(Data entries for graphics)
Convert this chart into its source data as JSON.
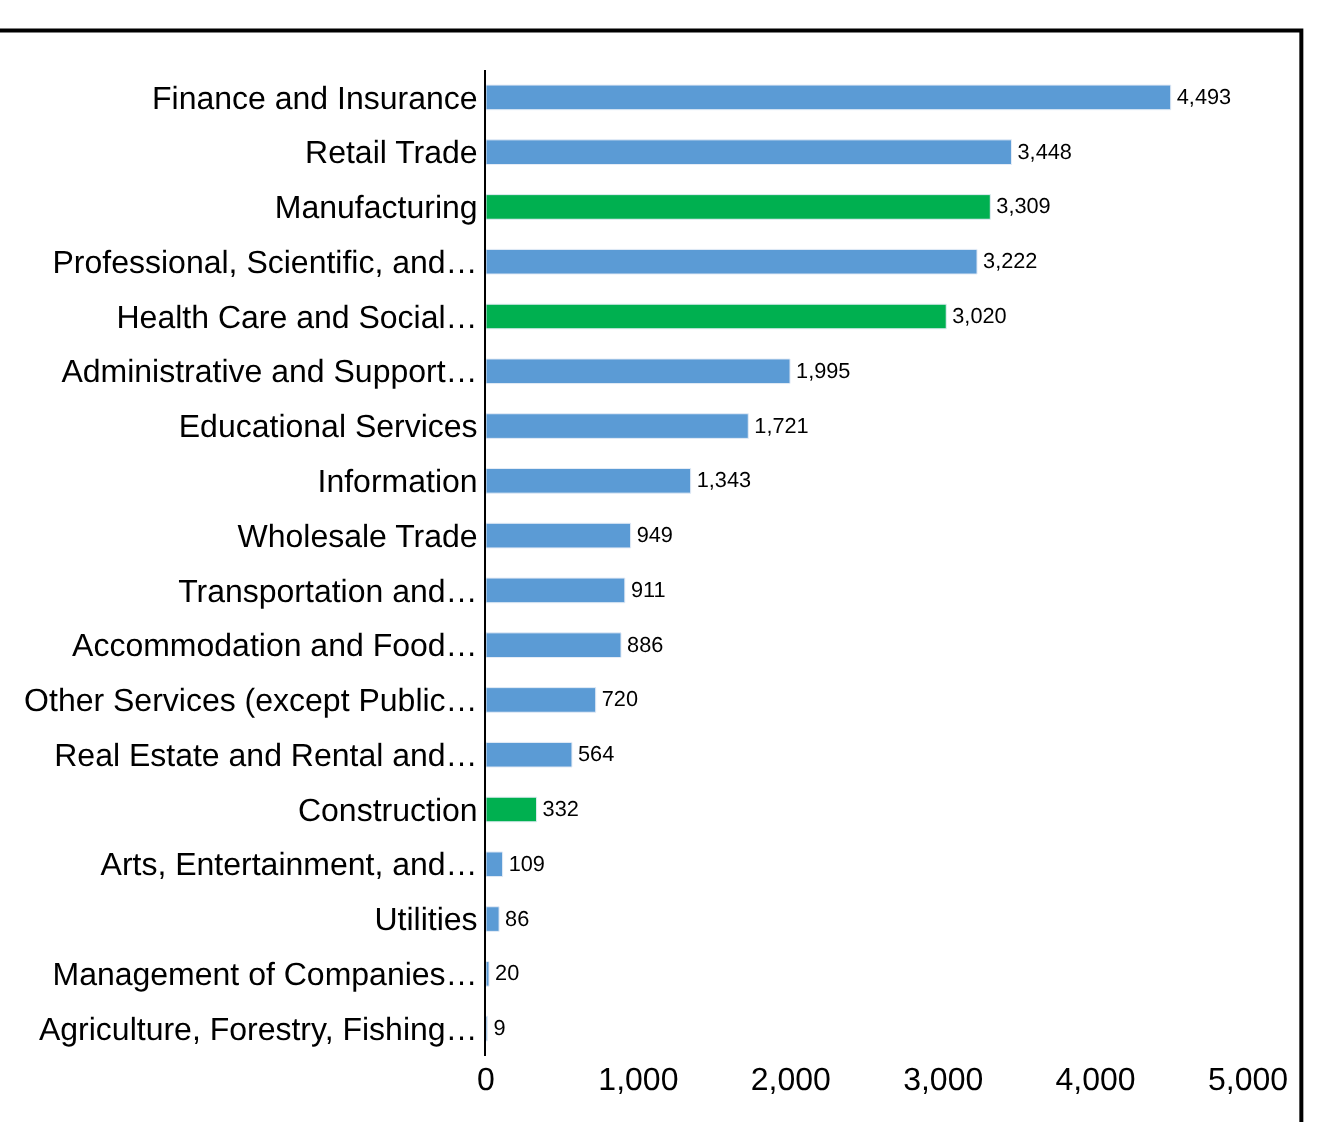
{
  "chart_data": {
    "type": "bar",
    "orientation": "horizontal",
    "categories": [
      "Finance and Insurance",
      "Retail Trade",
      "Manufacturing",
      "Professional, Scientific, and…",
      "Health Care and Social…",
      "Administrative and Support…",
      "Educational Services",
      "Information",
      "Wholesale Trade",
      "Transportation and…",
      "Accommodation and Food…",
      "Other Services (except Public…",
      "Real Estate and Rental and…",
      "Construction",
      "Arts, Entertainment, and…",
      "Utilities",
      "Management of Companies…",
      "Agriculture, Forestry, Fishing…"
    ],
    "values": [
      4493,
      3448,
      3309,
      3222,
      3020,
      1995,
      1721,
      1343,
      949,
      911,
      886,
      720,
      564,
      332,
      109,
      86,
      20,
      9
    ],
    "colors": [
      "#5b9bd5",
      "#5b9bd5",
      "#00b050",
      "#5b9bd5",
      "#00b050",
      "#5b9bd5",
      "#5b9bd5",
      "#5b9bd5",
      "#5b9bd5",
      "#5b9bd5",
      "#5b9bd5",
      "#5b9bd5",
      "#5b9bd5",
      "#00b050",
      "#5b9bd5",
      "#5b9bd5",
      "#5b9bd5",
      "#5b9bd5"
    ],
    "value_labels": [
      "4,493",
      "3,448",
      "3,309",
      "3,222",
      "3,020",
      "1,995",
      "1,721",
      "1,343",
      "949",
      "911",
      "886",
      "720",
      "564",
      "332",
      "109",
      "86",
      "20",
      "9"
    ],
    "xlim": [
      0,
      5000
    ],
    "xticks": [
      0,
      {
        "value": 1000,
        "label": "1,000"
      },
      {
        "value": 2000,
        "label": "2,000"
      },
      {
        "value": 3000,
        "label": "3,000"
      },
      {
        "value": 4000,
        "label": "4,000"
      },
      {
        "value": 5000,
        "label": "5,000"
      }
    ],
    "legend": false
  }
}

(Task requirements) Find every line in the records above that contains the word "Services", and copy each one.

(Result of this task)
      "Educational Services",
      "Other Services (except Public…",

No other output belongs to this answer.